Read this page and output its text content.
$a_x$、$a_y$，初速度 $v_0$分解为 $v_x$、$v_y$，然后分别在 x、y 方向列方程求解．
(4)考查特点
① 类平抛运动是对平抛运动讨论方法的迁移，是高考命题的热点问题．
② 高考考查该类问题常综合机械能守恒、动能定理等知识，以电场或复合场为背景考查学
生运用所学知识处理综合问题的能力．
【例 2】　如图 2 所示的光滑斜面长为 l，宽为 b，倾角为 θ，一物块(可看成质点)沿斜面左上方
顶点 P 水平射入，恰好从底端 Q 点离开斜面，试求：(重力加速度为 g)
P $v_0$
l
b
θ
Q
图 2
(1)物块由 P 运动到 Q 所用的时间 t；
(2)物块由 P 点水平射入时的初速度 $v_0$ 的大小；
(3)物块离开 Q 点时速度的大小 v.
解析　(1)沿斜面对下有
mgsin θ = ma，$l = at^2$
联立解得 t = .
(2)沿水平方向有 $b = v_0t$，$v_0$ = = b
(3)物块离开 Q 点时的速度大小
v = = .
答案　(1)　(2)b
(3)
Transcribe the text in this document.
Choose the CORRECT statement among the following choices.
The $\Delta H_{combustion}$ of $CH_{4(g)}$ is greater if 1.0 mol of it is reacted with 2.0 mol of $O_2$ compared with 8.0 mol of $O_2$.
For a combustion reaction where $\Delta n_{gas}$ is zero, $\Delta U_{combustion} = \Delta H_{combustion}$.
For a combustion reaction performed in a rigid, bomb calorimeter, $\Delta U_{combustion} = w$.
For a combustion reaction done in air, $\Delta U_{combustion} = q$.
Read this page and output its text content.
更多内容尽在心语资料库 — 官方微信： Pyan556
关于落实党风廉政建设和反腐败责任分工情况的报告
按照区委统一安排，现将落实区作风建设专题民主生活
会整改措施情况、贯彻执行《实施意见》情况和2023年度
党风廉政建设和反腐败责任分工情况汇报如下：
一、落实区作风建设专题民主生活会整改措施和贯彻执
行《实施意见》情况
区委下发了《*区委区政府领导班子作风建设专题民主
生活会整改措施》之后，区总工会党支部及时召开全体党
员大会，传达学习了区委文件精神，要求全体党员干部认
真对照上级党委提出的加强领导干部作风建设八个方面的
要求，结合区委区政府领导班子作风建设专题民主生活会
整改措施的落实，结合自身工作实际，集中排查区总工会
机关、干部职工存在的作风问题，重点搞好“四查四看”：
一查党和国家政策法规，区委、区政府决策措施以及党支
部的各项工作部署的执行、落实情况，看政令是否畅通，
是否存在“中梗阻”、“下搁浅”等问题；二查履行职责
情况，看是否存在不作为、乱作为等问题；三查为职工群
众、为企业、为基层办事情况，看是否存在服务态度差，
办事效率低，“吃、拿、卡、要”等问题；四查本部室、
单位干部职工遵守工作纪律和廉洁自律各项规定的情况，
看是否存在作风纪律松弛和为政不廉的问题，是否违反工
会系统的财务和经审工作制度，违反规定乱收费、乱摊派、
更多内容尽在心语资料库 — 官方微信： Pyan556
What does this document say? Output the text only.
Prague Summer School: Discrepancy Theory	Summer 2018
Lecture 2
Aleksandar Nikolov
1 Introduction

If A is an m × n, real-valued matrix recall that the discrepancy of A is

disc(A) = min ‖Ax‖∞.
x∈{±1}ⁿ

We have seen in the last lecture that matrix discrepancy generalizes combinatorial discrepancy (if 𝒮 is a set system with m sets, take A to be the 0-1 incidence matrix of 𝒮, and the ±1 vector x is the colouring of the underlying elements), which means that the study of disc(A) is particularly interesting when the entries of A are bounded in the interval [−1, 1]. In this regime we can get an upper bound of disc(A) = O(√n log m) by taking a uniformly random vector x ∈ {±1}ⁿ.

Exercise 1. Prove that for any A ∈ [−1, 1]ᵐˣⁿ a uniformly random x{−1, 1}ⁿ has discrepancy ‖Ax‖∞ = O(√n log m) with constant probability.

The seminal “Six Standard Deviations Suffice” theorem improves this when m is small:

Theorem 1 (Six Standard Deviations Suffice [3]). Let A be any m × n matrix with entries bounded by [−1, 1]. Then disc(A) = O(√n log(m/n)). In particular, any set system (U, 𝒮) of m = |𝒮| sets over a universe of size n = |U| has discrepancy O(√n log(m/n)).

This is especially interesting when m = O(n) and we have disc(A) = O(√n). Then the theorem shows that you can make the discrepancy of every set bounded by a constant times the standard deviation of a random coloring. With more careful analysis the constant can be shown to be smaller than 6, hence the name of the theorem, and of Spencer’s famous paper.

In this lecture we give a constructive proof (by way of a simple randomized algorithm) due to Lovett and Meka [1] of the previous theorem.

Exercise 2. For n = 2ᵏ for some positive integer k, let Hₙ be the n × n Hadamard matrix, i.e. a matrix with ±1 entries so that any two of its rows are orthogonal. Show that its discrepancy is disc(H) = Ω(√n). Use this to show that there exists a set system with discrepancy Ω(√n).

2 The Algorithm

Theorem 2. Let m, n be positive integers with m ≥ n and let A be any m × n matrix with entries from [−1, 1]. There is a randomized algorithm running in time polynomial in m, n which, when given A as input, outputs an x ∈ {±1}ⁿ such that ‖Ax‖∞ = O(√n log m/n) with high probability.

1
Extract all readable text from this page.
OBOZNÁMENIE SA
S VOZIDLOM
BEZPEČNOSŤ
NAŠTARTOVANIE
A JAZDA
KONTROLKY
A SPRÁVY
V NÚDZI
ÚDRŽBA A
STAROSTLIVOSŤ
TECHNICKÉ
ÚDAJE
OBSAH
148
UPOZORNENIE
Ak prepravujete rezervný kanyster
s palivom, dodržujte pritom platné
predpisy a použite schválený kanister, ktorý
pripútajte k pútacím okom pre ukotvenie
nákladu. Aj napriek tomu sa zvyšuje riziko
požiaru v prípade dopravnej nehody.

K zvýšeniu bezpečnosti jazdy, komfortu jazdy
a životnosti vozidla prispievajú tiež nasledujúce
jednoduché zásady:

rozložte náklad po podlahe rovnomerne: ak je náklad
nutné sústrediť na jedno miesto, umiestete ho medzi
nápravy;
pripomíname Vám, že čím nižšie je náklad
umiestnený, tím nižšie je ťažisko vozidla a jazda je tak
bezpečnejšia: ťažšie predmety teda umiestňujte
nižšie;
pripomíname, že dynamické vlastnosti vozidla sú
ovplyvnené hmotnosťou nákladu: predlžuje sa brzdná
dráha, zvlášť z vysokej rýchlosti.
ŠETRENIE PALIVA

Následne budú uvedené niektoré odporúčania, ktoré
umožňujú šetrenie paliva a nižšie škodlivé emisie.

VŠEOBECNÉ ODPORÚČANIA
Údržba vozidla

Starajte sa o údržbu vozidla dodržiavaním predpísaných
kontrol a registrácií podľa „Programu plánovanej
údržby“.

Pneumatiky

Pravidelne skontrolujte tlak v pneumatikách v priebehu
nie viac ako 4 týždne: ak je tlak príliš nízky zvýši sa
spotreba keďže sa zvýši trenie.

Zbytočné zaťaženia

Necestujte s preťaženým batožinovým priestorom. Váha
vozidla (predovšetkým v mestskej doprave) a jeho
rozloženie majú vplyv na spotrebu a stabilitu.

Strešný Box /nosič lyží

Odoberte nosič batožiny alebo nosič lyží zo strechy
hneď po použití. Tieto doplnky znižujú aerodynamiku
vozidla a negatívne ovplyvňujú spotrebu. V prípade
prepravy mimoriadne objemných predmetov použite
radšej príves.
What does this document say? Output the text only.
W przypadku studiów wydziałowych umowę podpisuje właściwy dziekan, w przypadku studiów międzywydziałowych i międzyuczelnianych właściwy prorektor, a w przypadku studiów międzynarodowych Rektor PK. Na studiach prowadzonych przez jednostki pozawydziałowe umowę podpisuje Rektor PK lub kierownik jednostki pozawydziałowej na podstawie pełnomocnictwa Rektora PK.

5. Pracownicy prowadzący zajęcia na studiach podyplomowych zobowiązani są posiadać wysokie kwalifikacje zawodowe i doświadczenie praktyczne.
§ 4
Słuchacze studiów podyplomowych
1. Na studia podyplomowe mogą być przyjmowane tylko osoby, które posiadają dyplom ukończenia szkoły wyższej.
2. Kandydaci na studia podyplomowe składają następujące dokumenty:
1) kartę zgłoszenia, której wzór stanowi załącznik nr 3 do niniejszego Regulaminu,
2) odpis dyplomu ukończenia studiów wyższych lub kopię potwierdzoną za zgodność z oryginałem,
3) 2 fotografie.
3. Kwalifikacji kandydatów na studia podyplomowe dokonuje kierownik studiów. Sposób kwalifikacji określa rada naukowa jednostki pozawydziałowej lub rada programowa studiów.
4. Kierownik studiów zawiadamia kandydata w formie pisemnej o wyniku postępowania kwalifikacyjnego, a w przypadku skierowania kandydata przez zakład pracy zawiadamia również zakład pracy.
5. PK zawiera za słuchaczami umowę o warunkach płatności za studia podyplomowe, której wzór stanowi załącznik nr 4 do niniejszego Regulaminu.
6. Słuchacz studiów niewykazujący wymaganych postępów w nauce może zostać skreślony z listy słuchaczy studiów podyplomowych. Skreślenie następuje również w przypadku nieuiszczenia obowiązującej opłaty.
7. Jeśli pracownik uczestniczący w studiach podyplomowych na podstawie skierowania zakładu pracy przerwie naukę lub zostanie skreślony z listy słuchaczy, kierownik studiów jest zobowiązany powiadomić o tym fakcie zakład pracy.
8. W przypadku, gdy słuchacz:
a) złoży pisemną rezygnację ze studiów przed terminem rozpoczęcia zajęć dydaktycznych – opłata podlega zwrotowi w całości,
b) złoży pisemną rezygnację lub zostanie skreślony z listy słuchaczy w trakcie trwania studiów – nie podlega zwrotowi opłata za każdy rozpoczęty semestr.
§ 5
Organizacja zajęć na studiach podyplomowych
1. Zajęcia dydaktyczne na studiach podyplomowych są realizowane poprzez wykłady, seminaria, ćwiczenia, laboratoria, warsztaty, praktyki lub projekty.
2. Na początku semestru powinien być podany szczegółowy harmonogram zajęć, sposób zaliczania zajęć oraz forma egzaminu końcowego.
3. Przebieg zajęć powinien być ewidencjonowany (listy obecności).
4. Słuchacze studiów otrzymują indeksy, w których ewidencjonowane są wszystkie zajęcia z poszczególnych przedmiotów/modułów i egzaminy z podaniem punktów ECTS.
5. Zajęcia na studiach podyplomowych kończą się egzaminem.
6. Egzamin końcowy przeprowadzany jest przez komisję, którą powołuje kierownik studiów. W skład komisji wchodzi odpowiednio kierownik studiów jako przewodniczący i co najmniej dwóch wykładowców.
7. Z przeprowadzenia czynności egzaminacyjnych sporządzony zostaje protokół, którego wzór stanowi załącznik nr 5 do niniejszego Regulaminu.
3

□ □ □ □ □ □ □

In the records above, find the lines containing "podlega" and copy them.

a) złoży pisemną rezygnację ze studiów przed terminem rozpoczęcia zajęć dydaktycznych – opłata podlega zwrotowi w całości,
b) złoży pisemną rezygnację lub zostanie skreślony z listy słuchaczy w trakcie trwania studiów – nie podlega zwrotowi opłata za każdy rozpoczęty semestr.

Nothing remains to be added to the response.